_MATERIAL SUPPLIED_
▼
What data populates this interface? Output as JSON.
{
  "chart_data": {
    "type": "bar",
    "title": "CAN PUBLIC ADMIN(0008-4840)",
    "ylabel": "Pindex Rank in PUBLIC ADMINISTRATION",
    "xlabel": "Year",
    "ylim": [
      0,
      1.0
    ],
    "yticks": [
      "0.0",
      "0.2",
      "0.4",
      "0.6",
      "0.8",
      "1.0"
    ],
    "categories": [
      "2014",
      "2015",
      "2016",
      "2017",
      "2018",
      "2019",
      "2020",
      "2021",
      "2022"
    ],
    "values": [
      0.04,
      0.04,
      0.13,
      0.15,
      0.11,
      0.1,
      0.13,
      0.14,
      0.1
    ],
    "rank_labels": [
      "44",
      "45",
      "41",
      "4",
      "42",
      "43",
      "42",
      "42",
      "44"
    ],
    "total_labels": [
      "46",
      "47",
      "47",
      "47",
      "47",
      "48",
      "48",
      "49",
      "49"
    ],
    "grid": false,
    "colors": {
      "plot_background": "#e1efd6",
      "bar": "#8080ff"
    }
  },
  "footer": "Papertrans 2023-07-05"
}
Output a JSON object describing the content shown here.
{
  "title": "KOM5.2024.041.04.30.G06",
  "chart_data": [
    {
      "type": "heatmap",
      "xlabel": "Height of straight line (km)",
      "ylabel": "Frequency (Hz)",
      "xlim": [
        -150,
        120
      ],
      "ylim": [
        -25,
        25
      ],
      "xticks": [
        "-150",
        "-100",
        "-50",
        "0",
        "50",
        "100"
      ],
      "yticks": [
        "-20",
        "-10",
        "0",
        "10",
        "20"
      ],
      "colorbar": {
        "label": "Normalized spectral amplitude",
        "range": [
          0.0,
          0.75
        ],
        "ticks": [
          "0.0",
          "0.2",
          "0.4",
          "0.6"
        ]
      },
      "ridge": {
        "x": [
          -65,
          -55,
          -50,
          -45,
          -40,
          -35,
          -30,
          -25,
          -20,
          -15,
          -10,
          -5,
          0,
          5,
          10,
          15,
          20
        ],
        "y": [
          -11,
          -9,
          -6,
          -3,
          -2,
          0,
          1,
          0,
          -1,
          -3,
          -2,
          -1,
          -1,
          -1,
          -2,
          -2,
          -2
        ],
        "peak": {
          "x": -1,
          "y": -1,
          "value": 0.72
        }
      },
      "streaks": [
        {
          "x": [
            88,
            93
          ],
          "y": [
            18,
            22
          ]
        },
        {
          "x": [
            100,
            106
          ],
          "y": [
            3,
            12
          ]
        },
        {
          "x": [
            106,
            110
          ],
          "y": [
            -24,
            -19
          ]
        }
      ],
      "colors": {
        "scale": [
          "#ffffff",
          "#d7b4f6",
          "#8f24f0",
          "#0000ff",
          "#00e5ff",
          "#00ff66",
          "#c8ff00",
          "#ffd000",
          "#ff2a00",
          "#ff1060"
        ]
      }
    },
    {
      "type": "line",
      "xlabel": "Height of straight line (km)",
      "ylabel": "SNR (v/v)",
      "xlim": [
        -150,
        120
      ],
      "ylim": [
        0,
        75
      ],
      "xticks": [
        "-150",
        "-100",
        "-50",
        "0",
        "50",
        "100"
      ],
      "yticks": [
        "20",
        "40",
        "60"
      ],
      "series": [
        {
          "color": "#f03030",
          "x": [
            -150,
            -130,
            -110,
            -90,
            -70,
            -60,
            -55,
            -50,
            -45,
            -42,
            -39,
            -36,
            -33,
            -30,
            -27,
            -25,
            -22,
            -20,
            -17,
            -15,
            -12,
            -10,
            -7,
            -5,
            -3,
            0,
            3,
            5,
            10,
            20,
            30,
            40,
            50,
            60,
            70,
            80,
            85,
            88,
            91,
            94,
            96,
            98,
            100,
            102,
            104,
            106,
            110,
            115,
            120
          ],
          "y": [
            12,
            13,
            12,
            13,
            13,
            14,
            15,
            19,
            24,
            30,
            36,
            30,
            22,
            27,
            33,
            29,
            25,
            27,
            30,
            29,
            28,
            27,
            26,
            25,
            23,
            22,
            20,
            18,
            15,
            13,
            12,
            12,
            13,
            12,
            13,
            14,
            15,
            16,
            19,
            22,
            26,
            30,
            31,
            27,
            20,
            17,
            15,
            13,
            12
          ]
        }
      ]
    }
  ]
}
▲
_TO BE DONE_
Without changing a word, restate the whole listing.

_EXERCISE OUTPUT_
What data populates this interface? Output as JSON.
{
  "chart_data": {
    "type": "bar",
    "title": "CAN PUBLIC ADMIN(0008-4840)",
    "ylabel": "Pindex Rank in PUBLIC ADMINISTRATION",
    "xlabel": "Year",
    "ylim": [
      0,
      1.0
    ],
    "yticks": [
      "0.0",
      "0.2",
      "0.4",
      "0.6",
      "0.8",
      "1.0"
    ],
    "categories": [
      "2014",
      "2015",
      "2016",
      "2017",
      "2018",
      "2019",
      "2020",
      "2021",
      "2022"
    ],
    "values": [
      0.04,
      0.04,
      0.13,
      0.15,
      0.11,
      0.1,
      0.13,
      0.14,
      0.1
    ],
    "rank_labels": [
      "44",
      "45",
      "41",
      "4",
      "42",
      "43",
      "42",
      "42",
      "44"
    ],
    "total_labels": [
      "46",
      "47",
      "47",
      "47",
      "47",
      "48",
      "48",
      "49",
      "49"
    ],
    "grid": false,
    "colors": {
      "plot_background": "#e1efd6",
      "bar": "#8080ff"
    }
  },
  "footer": "Papertrans 2023-07-05"
}
Output a JSON object describing the content shown here.
{
  "title": "KOM5.2024.041.04.30.G06",
  "chart_data": [
    {
      "type": "heatmap",
      "xlabel": "Height of straight line (km)",
      "ylabel": "Frequency (Hz)",
      "xlim": [
        -150,
        120
      ],
      "ylim": [
        -25,
        25
      ],
      "xticks": [
        "-150",
        "-100",
        "-50",
        "0",
        "50",
        "100"
      ],
      "yticks": [
        "-20",
        "-10",
        "0",
        "10",
        "20"
      ],
      "colorbar": {
        "label": "Normalized spectral amplitude",
        "range": [
          0.0,
          0.75
        ],
        "ticks": [
          "0.0",
          "0.2",
          "0.4",
          "0.6"
        ]
      },
      "ridge": {
        "x": [
          -65,
          -55,
          -50,
          -45,
          -40,
          -35,
          -30,
          -25,
          -20,
          -15,
          -10,
          -5,
          0,
          5,
          10,
          15,
          20
        ],
        "y": [
          -11,
          -9,
          -6,
          -3,
          -2,
          0,
          1,
          0,
          -1,
          -3,
          -2,
          -1,
          -1,
          -1,
          -2,
          -2,
          -2
        ],
        "peak": {
          "x": -1,
          "y": -1,
          "value": 0.72
        }
      },
      "streaks": [
        {
          "x": [
            88,
            93
          ],
          "y": [
            18,
            22
          ]
        },
        {
          "x": [
            100,
            106
          ],
          "y": [
            3,
            12
          ]
        },
        {
          "x": [
            106,
            110
          ],
          "y": [
            -24,
            -19
          ]
        }
      ],
      "colors": {
        "scale": [
          "#ffffff",
          "#d7b4f6",
          "#8f24f0",
          "#0000ff",
          "#00e5ff",
          "#00ff66",
          "#c8ff00",
          "#ffd000",
          "#ff2a00",
          "#ff1060"
        ]
      }
    },
    {
      "type": "line",
      "xlabel": "Height of straight line (km)",
      "ylabel": "SNR (v/v)",
      "xlim": [
        -150,
        120
      ],
      "ylim": [
        0,
        75
      ],
      "xticks": [
        "-150",
        "-100",
        "-50",
        "0",
        "50",
        "100"
      ],
      "yticks": [
        "20",
        "40",
        "60"
      ],
      "series": [
        {
          "color": "#f03030",
          "x": [
            -150,
            -130,
            -110,
            -90,
            -70,
            -60,
            -55,
            -50,
            -45,
            -42,
            -39,
            -36,
            -33,
            -30,
            -27,
            -25,
            -22,
            -20,
            -17,
            -15,
            -12,
            -10,
            -7,
            -5,
            -3,
            0,
            3,
            5,
            10,
            20,
            30,
            40,
            50,
            60,
            70,
            80,
            85,
            88,
            91,
            94,
            96,
            98,
            100,
            102,
            104,
            106,
            110,
            115,
            120
          ],
          "y": [
            12,
            13,
            12,
            13,
            13,
            14,
            15,
            19,
            24,
            30,
            36,
            30,
            22,
            27,
            33,
            29,
            25,
            27,
            30,
            29,
            28,
            27,
            26,
            25,
            23,
            22,
            20,
            18,
            15,
            13,
            12,
            12,
            13,
            12,
            13,
            14,
            15,
            16,
            19,
            22,
            26,
            30,
            31,
            27,
            20,
            17,
            15,
            13,
            12
          ]
        }
      ]
    }
  ]
}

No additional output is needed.